Skip every picture and transcribe the remaining material exactly.
Start of GIVEN INFORMATION
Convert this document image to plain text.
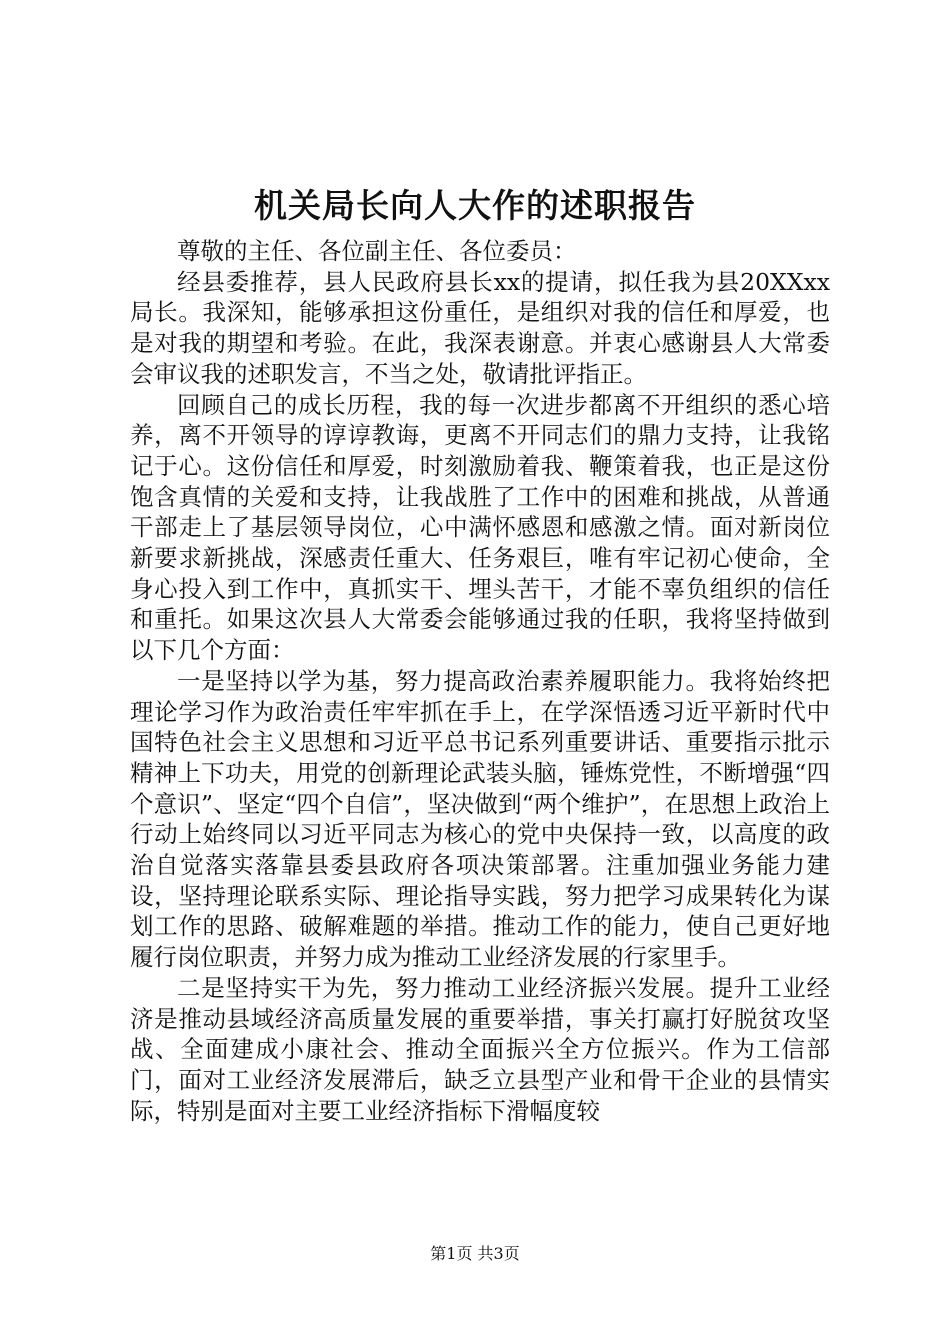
机关局长向人大作的述职报告

尊敬的主任、各位副主任、各位委员：

经县委推荐，县人民政府县长xx的提请，拟任我为县20XXxx局长。我深知，能够承担这份重任，是组织对我的信任和厚爱，也是对我的期望和考验。在此，我深表谢意。并衷心感谢县人大常委会审议我的述职发言，不当之处，敬请批评指正。

回顾自己的成长历程，我的每一次进步都离不开组织的悉心培养，离不开领导的谆谆教诲，更离不开同志们的鼎力支持，让我铭记于心。这份信任和厚爱，时刻激励着我、鞭策着我，也正是这份饱含真情的关爱和支持，让我战胜了工作中的困难和挑战，从普通干部走上了基层领导岗位，心中满怀感恩和感激之情。面对新岗位新要求新挑战，深感责任重大、任务艰巨，唯有牢记初心使命，全身心投入到工作中，真抓实干、埋头苦干，才能不辜负组织的信任和重托。如果这次县人大常委会能够通过我的任职，我将坚持做到以下几个方面：

一是坚持以学为基，努力提高政治素养履职能力。我将始终把理论学习作为政治责任牢牢抓在手上，在学深悟透习近平新时代中国特色社会主义思想和习近平总书记系列重要讲话、重要指示批示精神上下功夫，用党的创新理论武装头脑，锤炼党性，不断增强“四个意识”、坚定“四个自信”，坚决做到“两个维护”，在思想上政治上行动上始终同以习近平同志为核心的党中央保持一致，以高度的政治自觉落实落靠县委县政府各项决策部署。注重加强业务能力建设，坚持理论联系实际、理论指导实践，努力把学习成果转化为谋划工作的思路、破解难题的举措。推动工作的能力，使自己更好地履行岗位职责，并努力成为推动工业经济发展的行家里手。

二是坚持实干为先，努力推动工业经济振兴发展。提升工业经济是推动县域经济高质量发展的重要举措，事关打赢打好脱贫攻坚战、全面建成小康社会、推动全面振兴全方位振兴。作为工信部门，面对工业经济发展滞后，缺乏立县型产业和骨干企业的县情实际，特别是面对主要工业经济指标下滑幅度较

第1页 共3页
End of GIVEN INFORMATION
THE RESPONSE.
Convert this document image to plain text.
机关局长向人大作的述职报告

尊敬的主任、各位副主任、各位委员：

经县委推荐，县人民政府县长xx的提请，拟任我为县20XXxx局长。我深知，能够承担这份重任，是组织对我的信任和厚爱，也是对我的期望和考验。在此，我深表谢意。并衷心感谢县人大常委会审议我的述职发言，不当之处，敬请批评指正。

回顾自己的成长历程，我的每一次进步都离不开组织的悉心培养，离不开领导的谆谆教诲，更离不开同志们的鼎力支持，让我铭记于心。这份信任和厚爱，时刻激励着我、鞭策着我，也正是这份饱含真情的关爱和支持，让我战胜了工作中的困难和挑战，从普通干部走上了基层领导岗位，心中满怀感恩和感激之情。面对新岗位新要求新挑战，深感责任重大、任务艰巨，唯有牢记初心使命，全身心投入到工作中，真抓实干、埋头苦干，才能不辜负组织的信任和重托。如果这次县人大常委会能够通过我的任职，我将坚持做到以下几个方面：

一是坚持以学为基，努力提高政治素养履职能力。我将始终把理论学习作为政治责任牢牢抓在手上，在学深悟透习近平新时代中国特色社会主义思想和习近平总书记系列重要讲话、重要指示批示精神上下功夫，用党的创新理论武装头脑，锤炼党性，不断增强“四个意识”、坚定“四个自信”，坚决做到“两个维护”，在思想上政治上行动上始终同以习近平同志为核心的党中央保持一致，以高度的政治自觉落实落靠县委县政府各项决策部署。注重加强业务能力建设，坚持理论联系实际、理论指导实践，努力把学习成果转化为谋划工作的思路、破解难题的举措。推动工作的能力，使自己更好地履行岗位职责，并努力成为推动工业经济发展的行家里手。

二是坚持实干为先，努力推动工业经济振兴发展。提升工业经济是推动县域经济高质量发展的重要举措，事关打赢打好脱贫攻坚战、全面建成小康社会、推动全面振兴全方位振兴。作为工信部门，面对工业经济发展滞后，缺乏立县型产业和骨干企业的县情实际，特别是面对主要工业经济指标下滑幅度较

第1页 共3页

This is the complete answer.